* _Problem requirements_
Please transcribe the records precisely; pictures stay out of your copy.

* Start Record list *

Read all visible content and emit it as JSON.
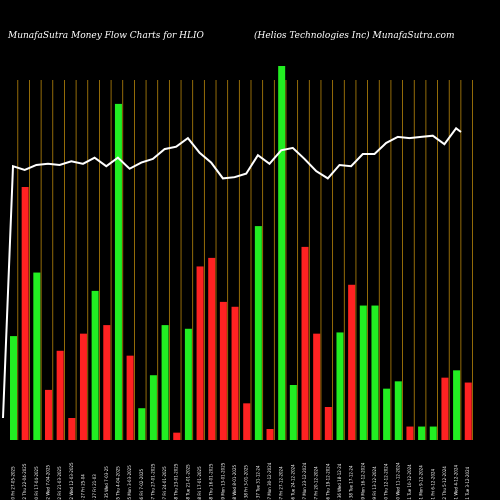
{
  "header": {
    "left": "MunafaSutra  Money Flow  Charts for HLIO",
    "right": "(Helios Technologies Inc) MunafaSutra.com"
  },
  "chart_data": {
    "type": "bar",
    "title": "MunafaSutra  Money Flow  Charts for HLIO",
    "subtitle": "(Helios Technologies Inc) MunafaSutra.com",
    "colors": {
      "up": "#22ee22",
      "down": "#ff2222",
      "line": "#ffffff",
      "grid": "#b8860b",
      "background": "#000000"
    },
    "categories": [
      "20 Fri 27-05-2025",
      "22 Thu 22-04-2025",
      "30 Fri 17-04-2025",
      "32 Wed 7-04-2025",
      "32 Fri 21-03-2025",
      "32 Wed 12-03-2025",
      "6 27 Fri 25-04",
      "6 27 Fri 21-03",
      "6 35 Wed 7-03-25",
      "35 Thu 4-04-2025",
      "35 Mon 3-03-2025",
      "36 Fri 7-02-2025",
      "37 Thu 27-01-2025",
      "37 Fri 24-01-2025",
      "38 Thu 23-01-2025",
      "38 Tue 21-01-2025",
      "38 Fri 17-01-2025",
      "38 Thu 16-01-2025",
      "39 Mon 13-01-2025",
      "38 Wed 8-01-2025",
      "6 38 Fri 3-01-2025",
      "6 37 Tue 31-12-24",
      "37 Mon 30-12-2024",
      "37 Fri 27-12-2024",
      "36 Tue 24-12-2024",
      "37 Mon 23-12-2024",
      "37 Fri 20-12-2024",
      "36 Thu 19-12-2024",
      "6 36 Wed 18-12-24",
      "6 38 Tue 17-12-24",
      "39 Mon 16-12-2024",
      "39 Fri 13-12-2024",
      "40 Thu 12-12-2024",
      "40 Wed 11-12-2024",
      "41 Tue 10-12-2024",
      "41 Mon 9-12-2024",
      "41 Fri 6-12-2024",
      "42 Thu 5-12-2024",
      "41 Wed 4-12-2024",
      "41 Tue 3-12-2024"
    ],
    "series": [
      {
        "values": [
          85,
          207,
          137,
          41,
          73,
          18,
          87,
          122,
          94,
          275,
          69,
          26,
          53,
          94,
          6,
          91,
          142,
          149,
          113,
          109,
          30,
          175,
          9,
          306,
          45,
          158,
          87,
          27,
          88,
          127,
          110,
          110,
          42,
          48,
          11,
          11,
          11,
          51,
          57,
          47
        ],
        "directions": [
          "up",
          "down",
          "up",
          "down",
          "down",
          "down",
          "down",
          "up",
          "down",
          "up",
          "down",
          "up",
          "up",
          "up",
          "down",
          "up",
          "down",
          "down",
          "down",
          "down",
          "down",
          "up",
          "down",
          "up",
          "up",
          "down",
          "down",
          "down",
          "up",
          "down",
          "up",
          "up",
          "up",
          "up",
          "down",
          "up",
          "up",
          "down",
          "up",
          "down"
        ]
      },
      {
        "values": [
          224,
          221,
          225,
          226,
          225,
          228,
          226,
          231,
          224,
          231,
          222,
          227,
          230,
          238,
          240,
          247,
          235,
          227,
          214,
          215,
          218,
          233,
          226,
          237,
          239,
          230,
          220,
          214,
          225,
          224,
          234,
          234,
          243,
          248,
          247,
          248,
          249,
          242,
          255,
          252
        ]
      }
    ],
    "ylim": [
      0,
      360
    ],
    "grid": true
  }
}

* End Record list *

* _Solution for this problem_
Read all visible content and emit it as JSON.
{
  "header": {
    "left": "MunafaSutra  Money Flow  Charts for HLIO",
    "right": "(Helios Technologies Inc) MunafaSutra.com"
  },
  "chart_data": {
    "type": "bar",
    "title": "MunafaSutra  Money Flow  Charts for HLIO",
    "subtitle": "(Helios Technologies Inc) MunafaSutra.com",
    "colors": {
      "up": "#22ee22",
      "down": "#ff2222",
      "line": "#ffffff",
      "grid": "#b8860b",
      "background": "#000000"
    },
    "categories": [
      "20 Fri 27-05-2025",
      "22 Thu 22-04-2025",
      "30 Fri 17-04-2025",
      "32 Wed 7-04-2025",
      "32 Fri 21-03-2025",
      "32 Wed 12-03-2025",
      "6 27 Fri 25-04",
      "6 27 Fri 21-03",
      "6 35 Wed 7-03-25",
      "35 Thu 4-04-2025",
      "35 Mon 3-03-2025",
      "36 Fri 7-02-2025",
      "37 Thu 27-01-2025",
      "37 Fri 24-01-2025",
      "38 Thu 23-01-2025",
      "38 Tue 21-01-2025",
      "38 Fri 17-01-2025",
      "38 Thu 16-01-2025",
      "39 Mon 13-01-2025",
      "38 Wed 8-01-2025",
      "6 38 Fri 3-01-2025",
      "6 37 Tue 31-12-24",
      "37 Mon 30-12-2024",
      "37 Fri 27-12-2024",
      "36 Tue 24-12-2024",
      "37 Mon 23-12-2024",
      "37 Fri 20-12-2024",
      "36 Thu 19-12-2024",
      "6 36 Wed 18-12-24",
      "6 38 Tue 17-12-24",
      "39 Mon 16-12-2024",
      "39 Fri 13-12-2024",
      "40 Thu 12-12-2024",
      "40 Wed 11-12-2024",
      "41 Tue 10-12-2024",
      "41 Mon 9-12-2024",
      "41 Fri 6-12-2024",
      "42 Thu 5-12-2024",
      "41 Wed 4-12-2024",
      "41 Tue 3-12-2024"
    ],
    "series": [
      {
        "values": [
          85,
          207,
          137,
          41,
          73,
          18,
          87,
          122,
          94,
          275,
          69,
          26,
          53,
          94,
          6,
          91,
          142,
          149,
          113,
          109,
          30,
          175,
          9,
          306,
          45,
          158,
          87,
          27,
          88,
          127,
          110,
          110,
          42,
          48,
          11,
          11,
          11,
          51,
          57,
          47
        ],
        "directions": [
          "up",
          "down",
          "up",
          "down",
          "down",
          "down",
          "down",
          "up",
          "down",
          "up",
          "down",
          "up",
          "up",
          "up",
          "down",
          "up",
          "down",
          "down",
          "down",
          "down",
          "down",
          "up",
          "down",
          "up",
          "up",
          "down",
          "down",
          "down",
          "up",
          "down",
          "up",
          "up",
          "up",
          "up",
          "down",
          "up",
          "up",
          "down",
          "up",
          "down"
        ]
      },
      {
        "values": [
          224,
          221,
          225,
          226,
          225,
          228,
          226,
          231,
          224,
          231,
          222,
          227,
          230,
          238,
          240,
          247,
          235,
          227,
          214,
          215,
          218,
          233,
          226,
          237,
          239,
          230,
          220,
          214,
          225,
          224,
          234,
          234,
          243,
          248,
          247,
          248,
          249,
          242,
          255,
          252
        ]
      }
    ],
    "ylim": [
      0,
      360
    ],
    "grid": true
  }
}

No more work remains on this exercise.